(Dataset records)
────
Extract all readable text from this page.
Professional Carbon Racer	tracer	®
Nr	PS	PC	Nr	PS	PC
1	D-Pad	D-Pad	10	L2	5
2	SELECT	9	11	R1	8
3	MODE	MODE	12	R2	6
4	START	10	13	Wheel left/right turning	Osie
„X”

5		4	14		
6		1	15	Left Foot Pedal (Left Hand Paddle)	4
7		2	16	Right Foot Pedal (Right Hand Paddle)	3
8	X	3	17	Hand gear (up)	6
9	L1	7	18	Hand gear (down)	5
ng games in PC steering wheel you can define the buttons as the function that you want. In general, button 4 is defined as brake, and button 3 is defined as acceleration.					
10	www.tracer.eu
────
GIVEN TASK: Every line of the data above should be copied exactly.

TASK ANSWER:
Extract all readable text from this page.
Professional Carbon Racer	tracer	®
Nr	PS	PC	Nr	PS	PC
1	D-Pad	D-Pad	10	L2	5
2	SELECT	9	11	R1	8
3	MODE	MODE	12	R2	6
4	START	10	13	Wheel left/right turning	Osie
„X”

5		4	14		
6		1	15	Left Foot Pedal (Left Hand Paddle)	4
7		2	16	Right Foot Pedal (Right Hand Paddle)	3
8	X	3	17	Hand gear (up)	6
9	L1	7	18	Hand gear (down)	5
ng games in PC steering wheel you can define the buttons as the function that you want. In general, button 4 is defined as brake, and button 3 is defined as acceleration.					
10	www.tracer.eu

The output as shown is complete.